• [SHORT PROBLEM] Pictures in the data below are not part of the copy; transcribe everything else exactly.

• [EXERCISE MATERIALS]
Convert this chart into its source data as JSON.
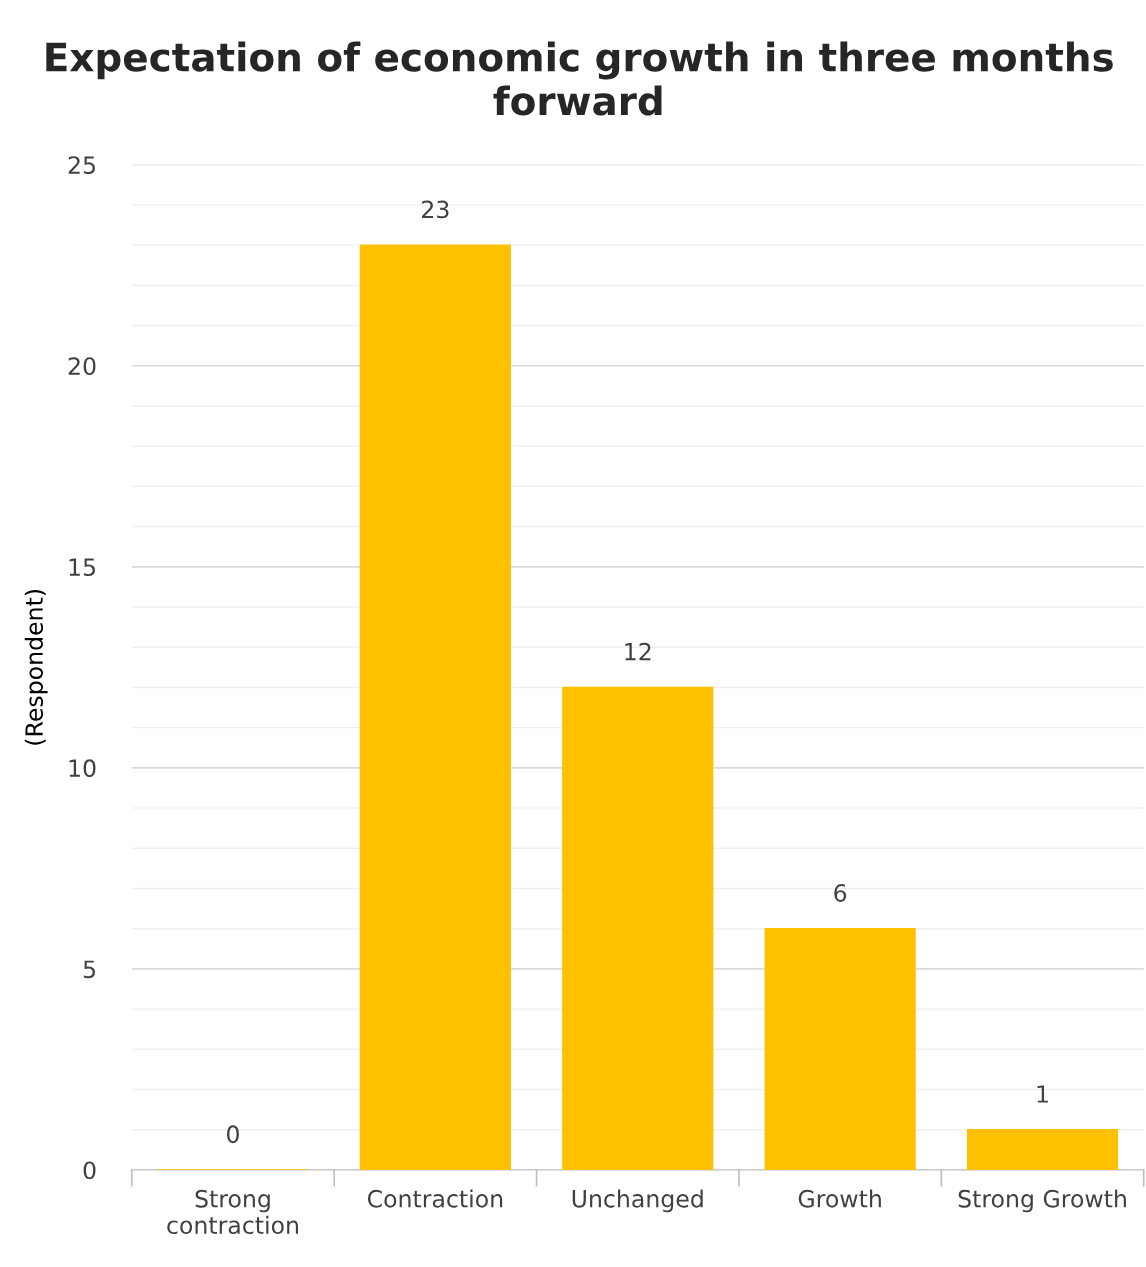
{
  "chart_data": {
    "type": "bar",
    "title": "Expectation of economic growth in three months forward",
    "ylabel": "(Respondent)",
    "categories": [
      "Strong contraction",
      "Contraction",
      "Unchanged",
      "Growth",
      "Strong Growth"
    ],
    "values": [
      0,
      23,
      12,
      6,
      1
    ],
    "color": "#ffc000",
    "data_labels": true,
    "ylim": [
      0,
      25
    ],
    "yticks": [
      0,
      {
        "value": 1,
        "label": null
      },
      {
        "value": 2,
        "label": null
      },
      {
        "value": 3,
        "label": null
      },
      {
        "value": 4,
        "label": null
      },
      5,
      {
        "value": 6,
        "label": null
      },
      {
        "value": 7,
        "label": null
      },
      {
        "value": 8,
        "label": null
      },
      {
        "value": 9,
        "label": null
      },
      10,
      {
        "value": 11,
        "label": null
      },
      {
        "value": 12,
        "label": null
      },
      {
        "value": 13,
        "label": null
      },
      {
        "value": 14,
        "label": null
      },
      15,
      {
        "value": 16,
        "label": null
      },
      {
        "value": 17,
        "label": null
      },
      {
        "value": 18,
        "label": null
      },
      {
        "value": 19,
        "label": null
      },
      20,
      {
        "value": 21,
        "label": null
      },
      {
        "value": 22,
        "label": null
      },
      {
        "value": 23,
        "label": null
      },
      {
        "value": 24,
        "label": null
      },
      25
    ],
    "grid": "y",
    "legend": false
  }
}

• [SOLUTION TO THIS TASK]
Convert this chart into its source data as JSON.
{
  "chart_data": {
    "type": "bar",
    "title": "Expectation of economic growth in three months forward",
    "ylabel": "(Respondent)",
    "categories": [
      "Strong contraction",
      "Contraction",
      "Unchanged",
      "Growth",
      "Strong Growth"
    ],
    "values": [
      0,
      23,
      12,
      6,
      1
    ],
    "color": "#ffc000",
    "data_labels": true,
    "ylim": [
      0,
      25
    ],
    "yticks": [
      0,
      {
        "value": 1,
        "label": null
      },
      {
        "value": 2,
        "label": null
      },
      {
        "value": 3,
        "label": null
      },
      {
        "value": 4,
        "label": null
      },
      5,
      {
        "value": 6,
        "label": null
      },
      {
        "value": 7,
        "label": null
      },
      {
        "value": 8,
        "label": null
      },
      {
        "value": 9,
        "label": null
      },
      10,
      {
        "value": 11,
        "label": null
      },
      {
        "value": 12,
        "label": null
      },
      {
        "value": 13,
        "label": null
      },
      {
        "value": 14,
        "label": null
      },
      15,
      {
        "value": 16,
        "label": null
      },
      {
        "value": 17,
        "label": null
      },
      {
        "value": 18,
        "label": null
      },
      {
        "value": 19,
        "label": null
      },
      20,
      {
        "value": 21,
        "label": null
      },
      {
        "value": 22,
        "label": null
      },
      {
        "value": 23,
        "label": null
      },
      {
        "value": 24,
        "label": null
      },
      25
    ],
    "grid": "y",
    "legend": false
  }
}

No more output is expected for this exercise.